— Records —
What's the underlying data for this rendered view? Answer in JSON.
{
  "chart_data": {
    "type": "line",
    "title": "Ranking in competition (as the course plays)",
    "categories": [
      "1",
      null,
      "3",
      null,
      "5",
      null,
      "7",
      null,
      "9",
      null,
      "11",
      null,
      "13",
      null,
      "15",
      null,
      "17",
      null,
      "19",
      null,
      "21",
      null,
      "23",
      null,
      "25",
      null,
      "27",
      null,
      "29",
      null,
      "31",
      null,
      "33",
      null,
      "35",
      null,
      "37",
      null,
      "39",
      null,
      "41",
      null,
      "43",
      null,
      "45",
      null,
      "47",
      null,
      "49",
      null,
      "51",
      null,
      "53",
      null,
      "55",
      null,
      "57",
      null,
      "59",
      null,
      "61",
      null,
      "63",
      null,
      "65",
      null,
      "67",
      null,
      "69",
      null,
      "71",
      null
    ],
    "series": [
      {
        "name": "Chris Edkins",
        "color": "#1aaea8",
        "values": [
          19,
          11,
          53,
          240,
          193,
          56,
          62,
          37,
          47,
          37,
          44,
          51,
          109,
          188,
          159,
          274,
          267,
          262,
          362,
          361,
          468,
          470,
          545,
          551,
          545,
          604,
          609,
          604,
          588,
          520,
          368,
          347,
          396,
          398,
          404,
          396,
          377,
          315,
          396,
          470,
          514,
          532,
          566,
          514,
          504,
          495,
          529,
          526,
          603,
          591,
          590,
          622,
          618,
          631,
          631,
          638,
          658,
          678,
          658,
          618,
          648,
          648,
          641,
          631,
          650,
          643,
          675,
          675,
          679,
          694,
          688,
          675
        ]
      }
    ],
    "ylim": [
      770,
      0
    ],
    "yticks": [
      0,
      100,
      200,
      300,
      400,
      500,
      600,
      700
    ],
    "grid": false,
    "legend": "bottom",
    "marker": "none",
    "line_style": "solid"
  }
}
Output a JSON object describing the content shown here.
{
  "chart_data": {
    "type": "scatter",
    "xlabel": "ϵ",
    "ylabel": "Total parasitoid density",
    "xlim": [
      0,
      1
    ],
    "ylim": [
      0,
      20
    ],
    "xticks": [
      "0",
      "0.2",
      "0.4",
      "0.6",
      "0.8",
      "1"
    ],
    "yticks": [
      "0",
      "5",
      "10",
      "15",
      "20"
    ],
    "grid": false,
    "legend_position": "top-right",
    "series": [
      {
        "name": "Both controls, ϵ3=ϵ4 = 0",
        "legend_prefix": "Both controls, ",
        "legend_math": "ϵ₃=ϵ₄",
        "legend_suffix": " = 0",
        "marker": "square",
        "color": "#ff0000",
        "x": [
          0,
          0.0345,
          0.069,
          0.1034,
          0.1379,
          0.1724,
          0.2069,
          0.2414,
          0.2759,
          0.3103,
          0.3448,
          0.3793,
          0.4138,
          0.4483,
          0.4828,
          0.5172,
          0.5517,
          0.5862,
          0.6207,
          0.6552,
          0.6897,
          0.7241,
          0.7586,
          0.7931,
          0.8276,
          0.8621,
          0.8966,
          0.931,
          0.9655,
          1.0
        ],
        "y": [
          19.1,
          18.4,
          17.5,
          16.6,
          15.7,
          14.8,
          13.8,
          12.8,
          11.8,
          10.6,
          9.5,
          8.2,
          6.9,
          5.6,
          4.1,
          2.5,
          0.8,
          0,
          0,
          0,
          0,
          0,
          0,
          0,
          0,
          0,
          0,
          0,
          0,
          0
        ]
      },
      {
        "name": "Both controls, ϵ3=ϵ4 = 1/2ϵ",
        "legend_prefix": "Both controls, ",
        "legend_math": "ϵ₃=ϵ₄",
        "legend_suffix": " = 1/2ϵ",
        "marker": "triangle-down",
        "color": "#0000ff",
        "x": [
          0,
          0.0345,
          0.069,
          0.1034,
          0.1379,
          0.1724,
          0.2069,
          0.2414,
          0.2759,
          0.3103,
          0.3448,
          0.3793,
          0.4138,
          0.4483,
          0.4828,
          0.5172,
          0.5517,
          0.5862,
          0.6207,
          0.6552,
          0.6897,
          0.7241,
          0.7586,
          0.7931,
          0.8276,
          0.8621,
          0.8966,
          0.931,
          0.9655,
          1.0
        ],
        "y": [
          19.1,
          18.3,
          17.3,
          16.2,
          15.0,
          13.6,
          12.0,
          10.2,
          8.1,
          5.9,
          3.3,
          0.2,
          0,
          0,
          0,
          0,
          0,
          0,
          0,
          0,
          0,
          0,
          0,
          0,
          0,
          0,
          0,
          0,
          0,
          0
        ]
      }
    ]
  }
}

— Problem —
Recite the full listing above exactly.

— Full response —
What's the underlying data for this rendered view? Answer in JSON.
{
  "chart_data": {
    "type": "line",
    "title": "Ranking in competition (as the course plays)",
    "categories": [
      "1",
      null,
      "3",
      null,
      "5",
      null,
      "7",
      null,
      "9",
      null,
      "11",
      null,
      "13",
      null,
      "15",
      null,
      "17",
      null,
      "19",
      null,
      "21",
      null,
      "23",
      null,
      "25",
      null,
      "27",
      null,
      "29",
      null,
      "31",
      null,
      "33",
      null,
      "35",
      null,
      "37",
      null,
      "39",
      null,
      "41",
      null,
      "43",
      null,
      "45",
      null,
      "47",
      null,
      "49",
      null,
      "51",
      null,
      "53",
      null,
      "55",
      null,
      "57",
      null,
      "59",
      null,
      "61",
      null,
      "63",
      null,
      "65",
      null,
      "67",
      null,
      "69",
      null,
      "71",
      null
    ],
    "series": [
      {
        "name": "Chris Edkins",
        "color": "#1aaea8",
        "values": [
          19,
          11,
          53,
          240,
          193,
          56,
          62,
          37,
          47,
          37,
          44,
          51,
          109,
          188,
          159,
          274,
          267,
          262,
          362,
          361,
          468,
          470,
          545,
          551,
          545,
          604,
          609,
          604,
          588,
          520,
          368,
          347,
          396,
          398,
          404,
          396,
          377,
          315,
          396,
          470,
          514,
          532,
          566,
          514,
          504,
          495,
          529,
          526,
          603,
          591,
          590,
          622,
          618,
          631,
          631,
          638,
          658,
          678,
          658,
          618,
          648,
          648,
          641,
          631,
          650,
          643,
          675,
          675,
          679,
          694,
          688,
          675
        ]
      }
    ],
    "ylim": [
      770,
      0
    ],
    "yticks": [
      0,
      100,
      200,
      300,
      400,
      500,
      600,
      700
    ],
    "grid": false,
    "legend": "bottom",
    "marker": "none",
    "line_style": "solid"
  }
}
Output a JSON object describing the content shown here.
{
  "chart_data": {
    "type": "scatter",
    "xlabel": "ϵ",
    "ylabel": "Total parasitoid density",
    "xlim": [
      0,
      1
    ],
    "ylim": [
      0,
      20
    ],
    "xticks": [
      "0",
      "0.2",
      "0.4",
      "0.6",
      "0.8",
      "1"
    ],
    "yticks": [
      "0",
      "5",
      "10",
      "15",
      "20"
    ],
    "grid": false,
    "legend_position": "top-right",
    "series": [
      {
        "name": "Both controls, ϵ3=ϵ4 = 0",
        "legend_prefix": "Both controls, ",
        "legend_math": "ϵ₃=ϵ₄",
        "legend_suffix": " = 0",
        "marker": "square",
        "color": "#ff0000",
        "x": [
          0,
          0.0345,
          0.069,
          0.1034,
          0.1379,
          0.1724,
          0.2069,
          0.2414,
          0.2759,
          0.3103,
          0.3448,
          0.3793,
          0.4138,
          0.4483,
          0.4828,
          0.5172,
          0.5517,
          0.5862,
          0.6207,
          0.6552,
          0.6897,
          0.7241,
          0.7586,
          0.7931,
          0.8276,
          0.8621,
          0.8966,
          0.931,
          0.9655,
          1.0
        ],
        "y": [
          19.1,
          18.4,
          17.5,
          16.6,
          15.7,
          14.8,
          13.8,
          12.8,
          11.8,
          10.6,
          9.5,
          8.2,
          6.9,
          5.6,
          4.1,
          2.5,
          0.8,
          0,
          0,
          0,
          0,
          0,
          0,
          0,
          0,
          0,
          0,
          0,
          0,
          0
        ]
      },
      {
        "name": "Both controls, ϵ3=ϵ4 = 1/2ϵ",
        "legend_prefix": "Both controls, ",
        "legend_math": "ϵ₃=ϵ₄",
        "legend_suffix": " = 1/2ϵ",
        "marker": "triangle-down",
        "color": "#0000ff",
        "x": [
          0,
          0.0345,
          0.069,
          0.1034,
          0.1379,
          0.1724,
          0.2069,
          0.2414,
          0.2759,
          0.3103,
          0.3448,
          0.3793,
          0.4138,
          0.4483,
          0.4828,
          0.5172,
          0.5517,
          0.5862,
          0.6207,
          0.6552,
          0.6897,
          0.7241,
          0.7586,
          0.7931,
          0.8276,
          0.8621,
          0.8966,
          0.931,
          0.9655,
          1.0
        ],
        "y": [
          19.1,
          18.3,
          17.3,
          16.2,
          15.0,
          13.6,
          12.0,
          10.2,
          8.1,
          5.9,
          3.3,
          0.2,
          0,
          0,
          0,
          0,
          0,
          0,
          0,
          0,
          0,
          0,
          0,
          0,
          0,
          0,
          0,
          0,
          0,
          0
        ]
      }
    ]
  }
}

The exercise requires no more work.